■ **Brief**
Find the word "образования" in the records below. List each line containing it.

[Records from a data source]
********************

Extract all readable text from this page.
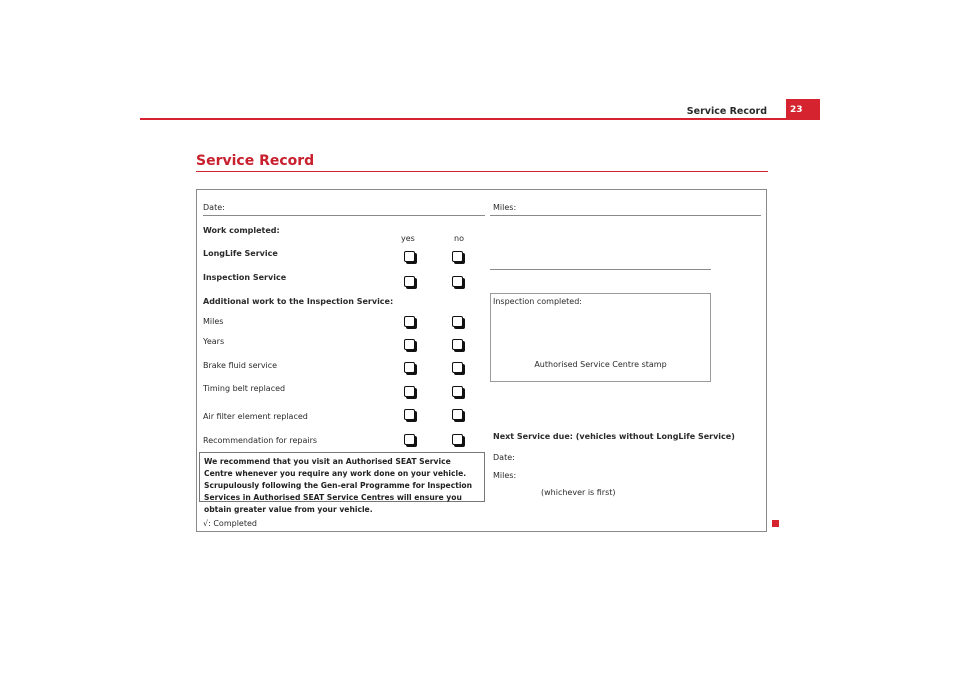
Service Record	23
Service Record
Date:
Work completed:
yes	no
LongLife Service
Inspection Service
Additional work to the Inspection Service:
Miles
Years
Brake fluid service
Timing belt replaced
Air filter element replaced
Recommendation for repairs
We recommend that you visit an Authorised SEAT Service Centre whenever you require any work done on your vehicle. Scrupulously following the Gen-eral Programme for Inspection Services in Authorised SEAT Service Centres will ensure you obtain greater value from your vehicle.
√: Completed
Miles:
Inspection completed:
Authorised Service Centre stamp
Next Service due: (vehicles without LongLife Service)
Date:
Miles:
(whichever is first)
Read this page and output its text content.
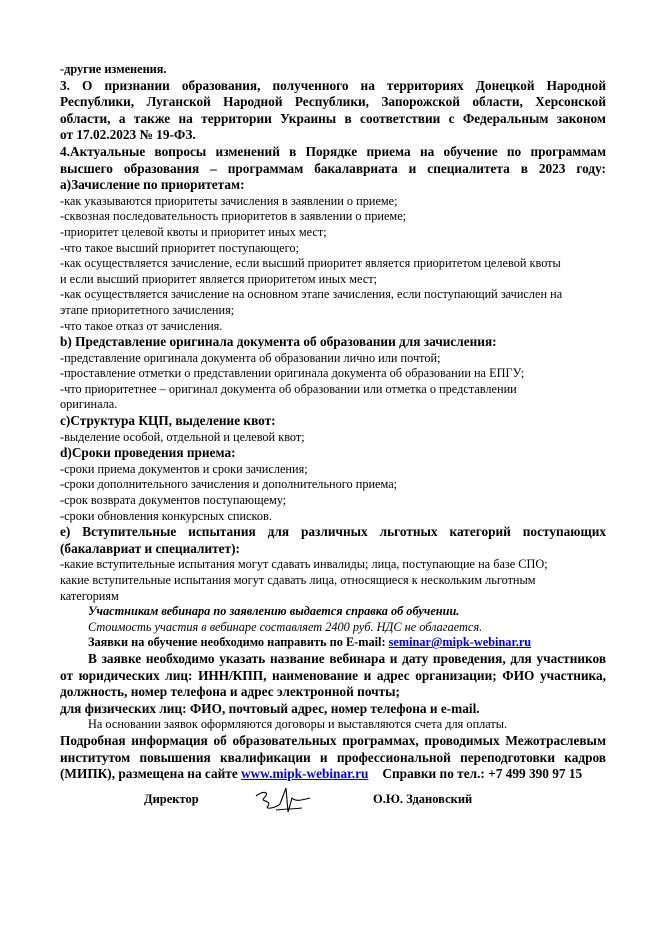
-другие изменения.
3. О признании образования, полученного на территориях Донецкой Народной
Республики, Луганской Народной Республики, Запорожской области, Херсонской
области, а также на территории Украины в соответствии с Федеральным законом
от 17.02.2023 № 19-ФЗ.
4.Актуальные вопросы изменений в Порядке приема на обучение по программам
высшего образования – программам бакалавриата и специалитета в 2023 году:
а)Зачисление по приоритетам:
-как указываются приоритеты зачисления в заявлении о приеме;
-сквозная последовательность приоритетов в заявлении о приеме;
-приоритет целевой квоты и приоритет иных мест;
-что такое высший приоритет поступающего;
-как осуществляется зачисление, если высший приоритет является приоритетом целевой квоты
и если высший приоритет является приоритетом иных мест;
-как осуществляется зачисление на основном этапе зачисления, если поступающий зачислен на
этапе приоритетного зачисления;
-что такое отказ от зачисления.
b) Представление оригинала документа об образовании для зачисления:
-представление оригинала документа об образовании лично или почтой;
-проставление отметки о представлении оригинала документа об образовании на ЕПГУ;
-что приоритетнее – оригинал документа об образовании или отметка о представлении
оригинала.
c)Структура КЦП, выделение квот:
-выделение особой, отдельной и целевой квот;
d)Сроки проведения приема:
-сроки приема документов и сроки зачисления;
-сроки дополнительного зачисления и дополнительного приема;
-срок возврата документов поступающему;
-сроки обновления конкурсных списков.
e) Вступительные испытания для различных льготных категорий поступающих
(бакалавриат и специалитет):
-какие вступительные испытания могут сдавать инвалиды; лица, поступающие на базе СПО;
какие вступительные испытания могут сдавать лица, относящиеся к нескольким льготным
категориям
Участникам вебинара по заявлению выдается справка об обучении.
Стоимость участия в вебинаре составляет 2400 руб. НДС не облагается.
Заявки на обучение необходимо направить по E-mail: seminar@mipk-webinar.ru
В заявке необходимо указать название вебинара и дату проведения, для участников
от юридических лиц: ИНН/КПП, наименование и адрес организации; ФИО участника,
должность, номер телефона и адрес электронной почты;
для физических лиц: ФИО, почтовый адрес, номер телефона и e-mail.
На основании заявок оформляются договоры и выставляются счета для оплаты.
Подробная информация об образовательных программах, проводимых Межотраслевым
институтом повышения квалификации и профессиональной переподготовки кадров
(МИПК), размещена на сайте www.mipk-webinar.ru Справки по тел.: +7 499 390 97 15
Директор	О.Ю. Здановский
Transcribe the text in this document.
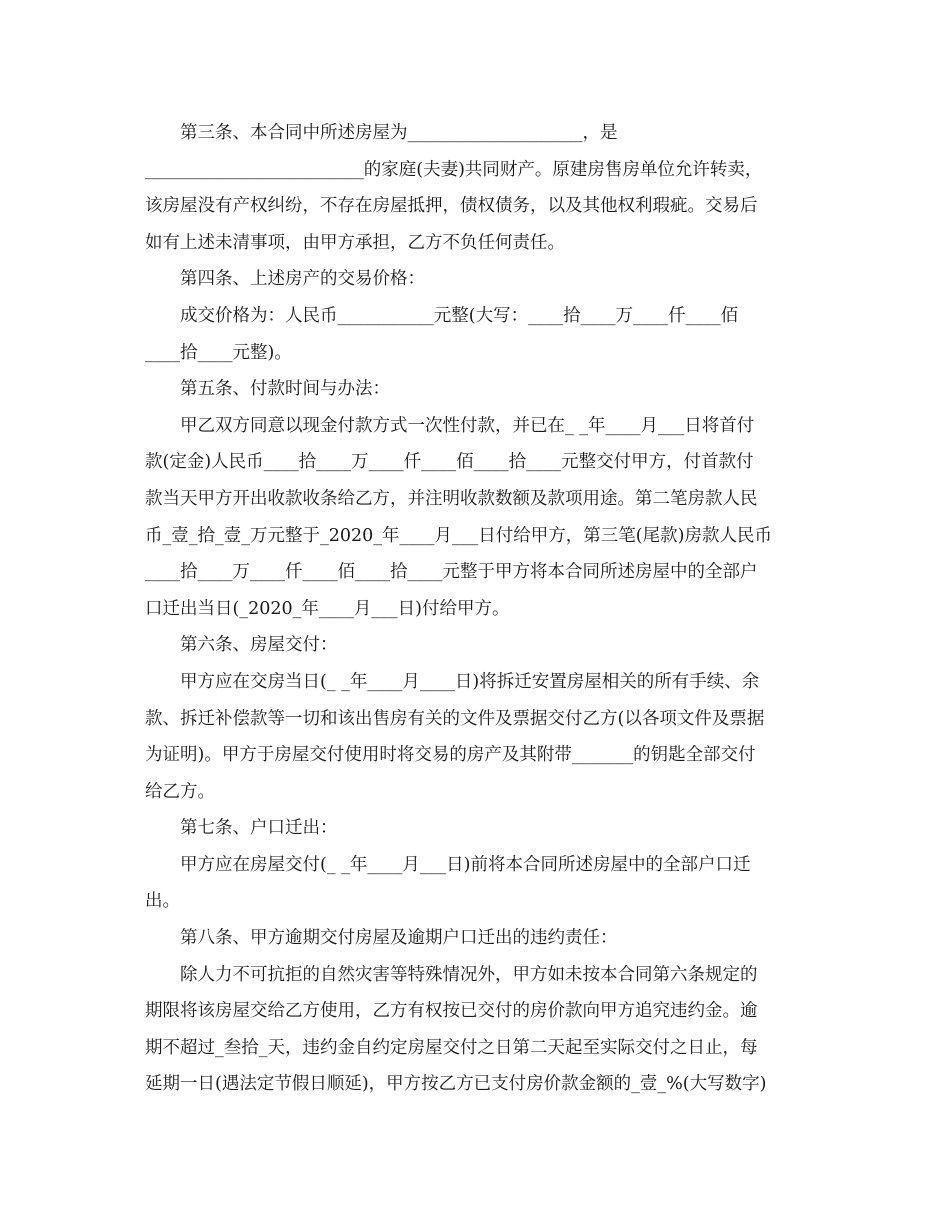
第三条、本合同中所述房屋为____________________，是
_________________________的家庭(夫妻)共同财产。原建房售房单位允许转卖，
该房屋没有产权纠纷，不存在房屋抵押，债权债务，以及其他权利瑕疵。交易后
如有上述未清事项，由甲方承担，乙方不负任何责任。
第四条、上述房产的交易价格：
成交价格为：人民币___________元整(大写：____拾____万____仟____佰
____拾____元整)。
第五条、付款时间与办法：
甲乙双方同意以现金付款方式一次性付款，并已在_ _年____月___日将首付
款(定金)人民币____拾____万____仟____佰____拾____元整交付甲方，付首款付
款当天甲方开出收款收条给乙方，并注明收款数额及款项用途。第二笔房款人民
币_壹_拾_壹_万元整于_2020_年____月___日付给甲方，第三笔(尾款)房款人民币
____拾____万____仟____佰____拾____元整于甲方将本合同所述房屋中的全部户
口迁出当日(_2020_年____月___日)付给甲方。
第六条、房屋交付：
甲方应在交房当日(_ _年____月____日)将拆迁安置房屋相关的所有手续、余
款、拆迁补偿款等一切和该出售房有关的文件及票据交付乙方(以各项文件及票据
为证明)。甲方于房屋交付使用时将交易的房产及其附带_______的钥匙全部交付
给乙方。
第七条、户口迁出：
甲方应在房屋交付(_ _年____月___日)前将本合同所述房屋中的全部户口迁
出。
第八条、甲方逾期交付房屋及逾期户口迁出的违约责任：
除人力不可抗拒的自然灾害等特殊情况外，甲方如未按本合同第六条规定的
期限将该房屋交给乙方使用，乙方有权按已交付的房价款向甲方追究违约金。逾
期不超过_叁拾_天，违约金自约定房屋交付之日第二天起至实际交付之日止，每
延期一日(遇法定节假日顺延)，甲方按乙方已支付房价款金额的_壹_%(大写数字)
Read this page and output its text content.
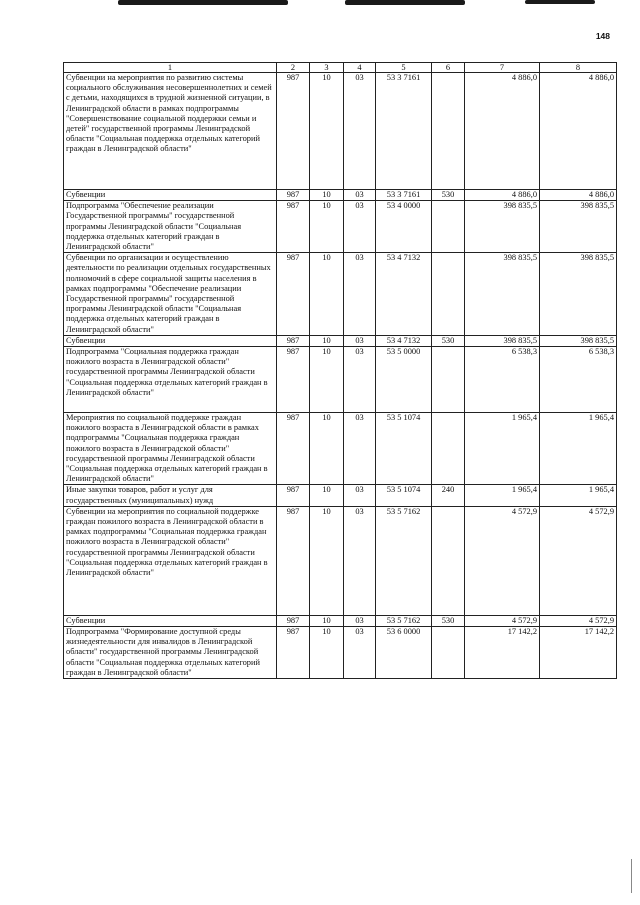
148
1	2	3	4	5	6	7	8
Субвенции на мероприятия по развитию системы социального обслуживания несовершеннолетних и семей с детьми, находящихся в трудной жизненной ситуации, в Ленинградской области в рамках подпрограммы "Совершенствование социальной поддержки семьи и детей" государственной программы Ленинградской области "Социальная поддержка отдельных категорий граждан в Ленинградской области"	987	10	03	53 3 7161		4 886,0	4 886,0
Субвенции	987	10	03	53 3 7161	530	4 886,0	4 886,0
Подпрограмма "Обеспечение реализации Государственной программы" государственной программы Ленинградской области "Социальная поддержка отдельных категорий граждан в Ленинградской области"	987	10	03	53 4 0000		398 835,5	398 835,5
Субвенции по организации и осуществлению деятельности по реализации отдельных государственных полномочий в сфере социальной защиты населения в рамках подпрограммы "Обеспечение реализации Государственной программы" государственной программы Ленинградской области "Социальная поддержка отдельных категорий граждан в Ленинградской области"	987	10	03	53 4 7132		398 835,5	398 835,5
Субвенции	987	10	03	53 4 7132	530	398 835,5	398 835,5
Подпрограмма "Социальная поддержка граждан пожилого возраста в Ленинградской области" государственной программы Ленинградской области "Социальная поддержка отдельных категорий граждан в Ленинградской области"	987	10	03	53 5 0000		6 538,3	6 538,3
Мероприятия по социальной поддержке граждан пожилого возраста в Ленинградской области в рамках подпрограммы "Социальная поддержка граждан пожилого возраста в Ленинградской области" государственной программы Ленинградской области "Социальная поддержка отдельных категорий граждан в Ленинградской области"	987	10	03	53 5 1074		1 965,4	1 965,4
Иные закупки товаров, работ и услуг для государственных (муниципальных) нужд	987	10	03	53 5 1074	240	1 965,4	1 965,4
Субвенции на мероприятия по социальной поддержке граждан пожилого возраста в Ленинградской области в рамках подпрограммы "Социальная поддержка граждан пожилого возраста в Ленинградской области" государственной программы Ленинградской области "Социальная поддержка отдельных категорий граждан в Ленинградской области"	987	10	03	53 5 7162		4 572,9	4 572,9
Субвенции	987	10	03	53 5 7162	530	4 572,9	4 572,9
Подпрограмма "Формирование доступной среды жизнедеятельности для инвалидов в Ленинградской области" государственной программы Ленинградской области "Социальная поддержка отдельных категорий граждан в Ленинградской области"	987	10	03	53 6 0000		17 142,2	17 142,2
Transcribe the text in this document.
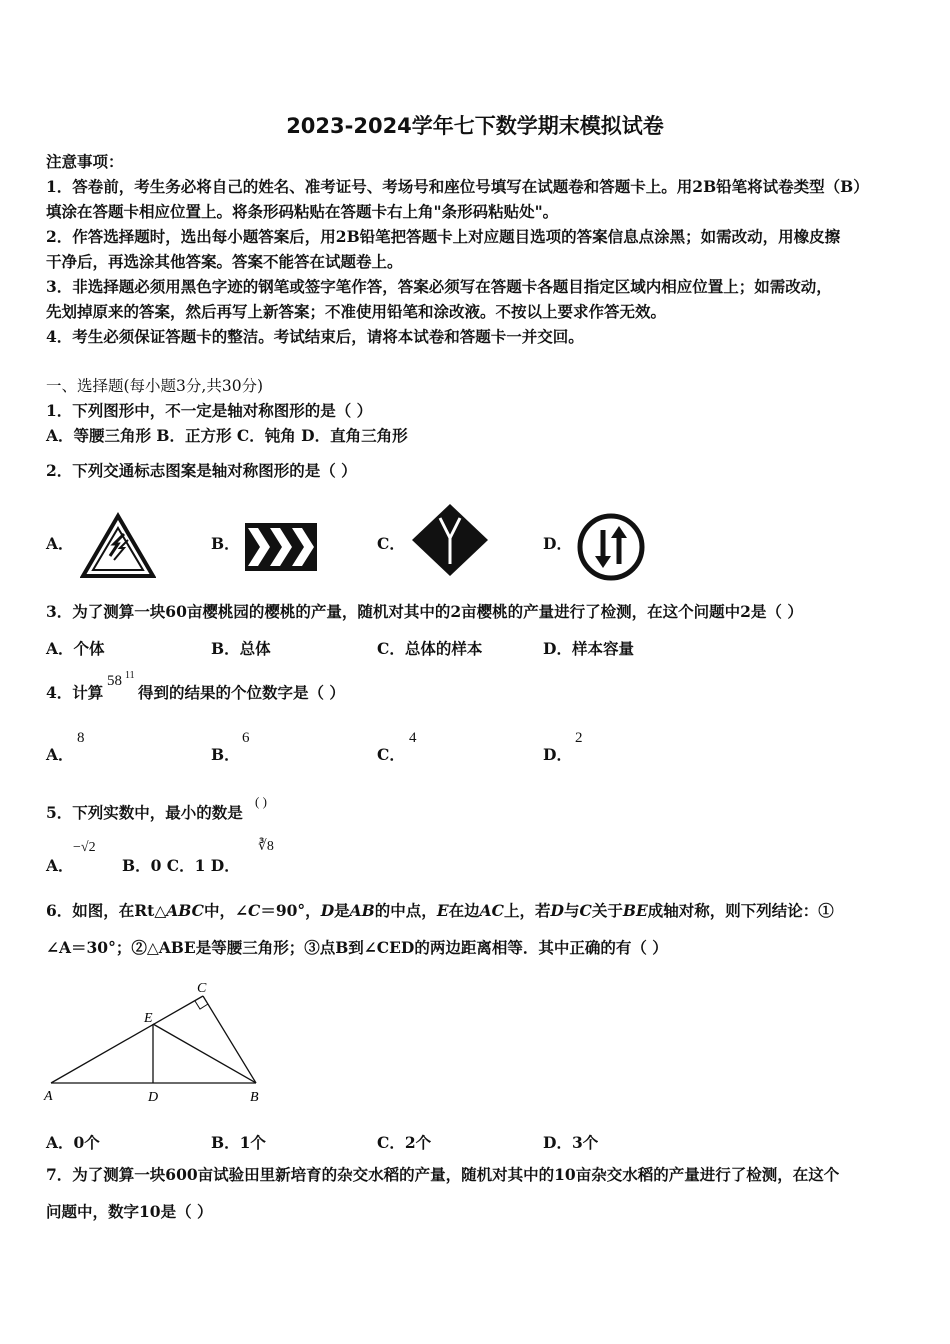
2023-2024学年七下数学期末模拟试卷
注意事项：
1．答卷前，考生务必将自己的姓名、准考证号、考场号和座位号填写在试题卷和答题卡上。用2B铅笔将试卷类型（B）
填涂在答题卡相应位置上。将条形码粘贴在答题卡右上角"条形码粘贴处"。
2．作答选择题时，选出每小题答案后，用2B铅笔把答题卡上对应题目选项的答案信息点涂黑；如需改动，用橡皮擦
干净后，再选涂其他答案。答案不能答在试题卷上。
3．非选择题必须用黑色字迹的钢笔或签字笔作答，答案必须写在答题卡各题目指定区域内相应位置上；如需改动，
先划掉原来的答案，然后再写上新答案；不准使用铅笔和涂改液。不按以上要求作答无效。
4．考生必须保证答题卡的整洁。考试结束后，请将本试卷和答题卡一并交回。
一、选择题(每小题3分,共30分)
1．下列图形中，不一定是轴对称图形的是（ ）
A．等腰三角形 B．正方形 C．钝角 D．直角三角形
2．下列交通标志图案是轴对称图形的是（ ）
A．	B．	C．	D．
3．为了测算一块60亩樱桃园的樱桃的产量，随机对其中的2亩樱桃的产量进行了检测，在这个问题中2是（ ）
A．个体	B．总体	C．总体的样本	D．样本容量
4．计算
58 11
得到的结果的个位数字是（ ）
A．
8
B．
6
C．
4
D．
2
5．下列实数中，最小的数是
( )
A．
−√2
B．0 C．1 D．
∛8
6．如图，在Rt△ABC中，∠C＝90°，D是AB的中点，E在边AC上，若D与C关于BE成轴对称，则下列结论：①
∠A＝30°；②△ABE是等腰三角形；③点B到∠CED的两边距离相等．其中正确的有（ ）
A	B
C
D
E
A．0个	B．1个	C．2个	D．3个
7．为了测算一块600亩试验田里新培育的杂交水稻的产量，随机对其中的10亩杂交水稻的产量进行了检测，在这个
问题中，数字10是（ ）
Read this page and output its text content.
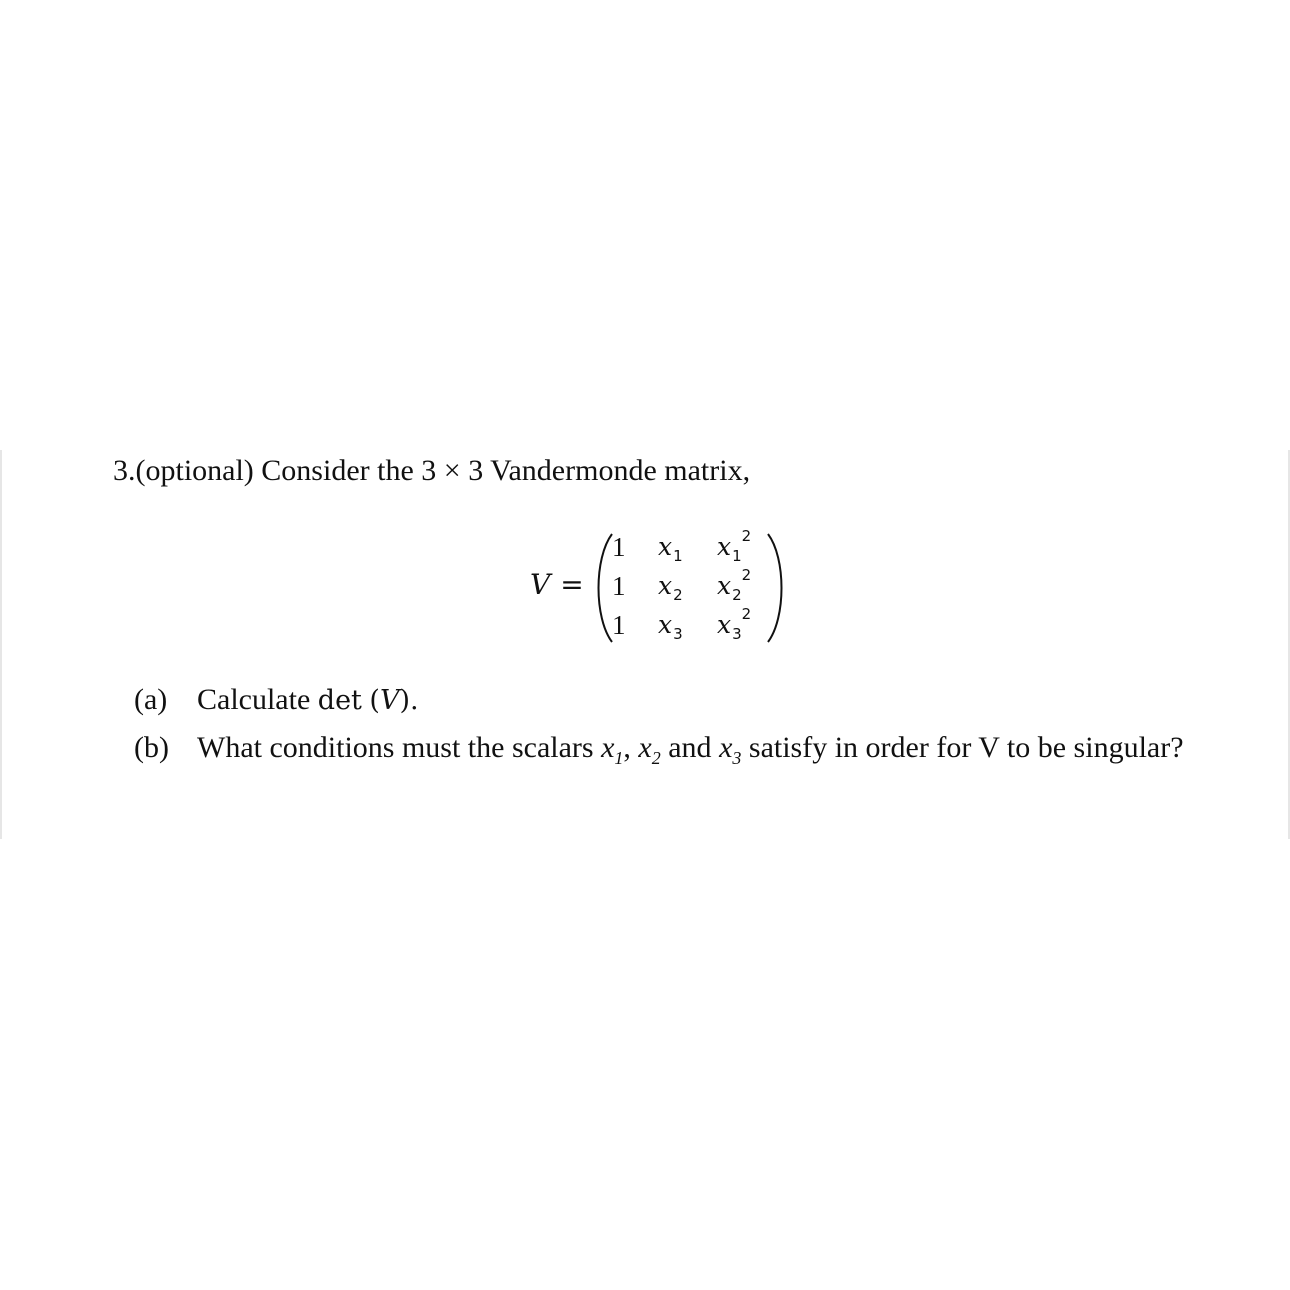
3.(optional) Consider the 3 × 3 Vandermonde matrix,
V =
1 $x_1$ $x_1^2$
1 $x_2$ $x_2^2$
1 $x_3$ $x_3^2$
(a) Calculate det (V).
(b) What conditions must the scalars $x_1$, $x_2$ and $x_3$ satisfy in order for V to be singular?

********************

■ **Solution to the problem**
3. О признании образования, полученного на территориях Донецкой Народной
высшего образования – программам бакалавриата и специалитета в 2023 году:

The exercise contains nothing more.